→ **What is being asked**:
Reproduce all the entries precisely.
--- begin Extracted entries ---
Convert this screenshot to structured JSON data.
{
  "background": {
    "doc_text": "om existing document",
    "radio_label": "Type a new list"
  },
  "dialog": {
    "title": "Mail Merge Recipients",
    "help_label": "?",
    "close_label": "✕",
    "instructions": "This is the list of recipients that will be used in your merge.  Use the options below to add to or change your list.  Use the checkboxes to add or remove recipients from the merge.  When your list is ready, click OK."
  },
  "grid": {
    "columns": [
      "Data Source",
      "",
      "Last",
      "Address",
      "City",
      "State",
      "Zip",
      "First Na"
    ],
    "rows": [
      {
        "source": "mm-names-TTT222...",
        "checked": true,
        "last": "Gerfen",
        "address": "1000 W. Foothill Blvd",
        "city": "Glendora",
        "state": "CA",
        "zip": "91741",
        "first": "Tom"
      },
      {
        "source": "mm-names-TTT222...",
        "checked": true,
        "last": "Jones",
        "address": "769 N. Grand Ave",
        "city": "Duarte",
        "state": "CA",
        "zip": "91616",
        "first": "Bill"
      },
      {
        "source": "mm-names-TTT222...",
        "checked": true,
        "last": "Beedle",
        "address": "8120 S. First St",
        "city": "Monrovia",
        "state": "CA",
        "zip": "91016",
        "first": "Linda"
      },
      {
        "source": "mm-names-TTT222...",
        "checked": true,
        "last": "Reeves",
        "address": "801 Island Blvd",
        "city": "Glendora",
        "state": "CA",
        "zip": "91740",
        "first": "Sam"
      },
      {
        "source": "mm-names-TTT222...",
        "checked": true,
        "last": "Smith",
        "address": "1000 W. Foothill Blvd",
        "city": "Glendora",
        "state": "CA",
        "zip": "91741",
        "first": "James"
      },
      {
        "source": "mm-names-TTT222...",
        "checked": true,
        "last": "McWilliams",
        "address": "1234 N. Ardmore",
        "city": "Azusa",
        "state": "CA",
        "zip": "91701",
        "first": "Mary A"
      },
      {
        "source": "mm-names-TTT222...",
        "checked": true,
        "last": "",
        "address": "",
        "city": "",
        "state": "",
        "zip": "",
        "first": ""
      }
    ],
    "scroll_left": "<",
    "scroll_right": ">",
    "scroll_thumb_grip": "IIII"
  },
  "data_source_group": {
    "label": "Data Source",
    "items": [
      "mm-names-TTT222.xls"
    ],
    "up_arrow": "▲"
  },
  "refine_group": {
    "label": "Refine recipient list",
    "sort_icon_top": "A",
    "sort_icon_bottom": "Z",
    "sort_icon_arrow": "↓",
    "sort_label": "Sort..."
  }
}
--- end Extracted entries ---
→ **Solution to this problem**:
Convert this screenshot to structured JSON data.
{
  "background": {
    "doc_text": "om existing document",
    "radio_label": "Type a new list"
  },
  "dialog": {
    "title": "Mail Merge Recipients",
    "help_label": "?",
    "close_label": "✕",
    "instructions": "This is the list of recipients that will be used in your merge.  Use the options below to add to or change your list.  Use the checkboxes to add or remove recipients from the merge.  When your list is ready, click OK."
  },
  "grid": {
    "columns": [
      "Data Source",
      "",
      "Last",
      "Address",
      "City",
      "State",
      "Zip",
      "First Na"
    ],
    "rows": [
      {
        "source": "mm-names-TTT222...",
        "checked": true,
        "last": "Gerfen",
        "address": "1000 W. Foothill Blvd",
        "city": "Glendora",
        "state": "CA",
        "zip": "91741",
        "first": "Tom"
      },
      {
        "source": "mm-names-TTT222...",
        "checked": true,
        "last": "Jones",
        "address": "769 N. Grand Ave",
        "city": "Duarte",
        "state": "CA",
        "zip": "91616",
        "first": "Bill"
      },
      {
        "source": "mm-names-TTT222...",
        "checked": true,
        "last": "Beedle",
        "address": "8120 S. First St",
        "city": "Monrovia",
        "state": "CA",
        "zip": "91016",
        "first": "Linda"
      },
      {
        "source": "mm-names-TTT222...",
        "checked": true,
        "last": "Reeves",
        "address": "801 Island Blvd",
        "city": "Glendora",
        "state": "CA",
        "zip": "91740",
        "first": "Sam"
      },
      {
        "source": "mm-names-TTT222...",
        "checked": true,
        "last": "Smith",
        "address": "1000 W. Foothill Blvd",
        "city": "Glendora",
        "state": "CA",
        "zip": "91741",
        "first": "James"
      },
      {
        "source": "mm-names-TTT222...",
        "checked": true,
        "last": "McWilliams",
        "address": "1234 N. Ardmore",
        "city": "Azusa",
        "state": "CA",
        "zip": "91701",
        "first": "Mary A"
      },
      {
        "source": "mm-names-TTT222...",
        "checked": true,
        "last": "",
        "address": "",
        "city": "",
        "state": "",
        "zip": "",
        "first": ""
      }
    ],
    "scroll_left": "<",
    "scroll_right": ">",
    "scroll_thumb_grip": "IIII"
  },
  "data_source_group": {
    "label": "Data Source",
    "items": [
      "mm-names-TTT222.xls"
    ],
    "up_arrow": "▲"
  },
  "refine_group": {
    "label": "Refine recipient list",
    "sort_icon_top": "A",
    "sort_icon_bottom": "Z",
    "sort_icon_arrow": "↓",
    "sort_label": "Sort..."
  }
}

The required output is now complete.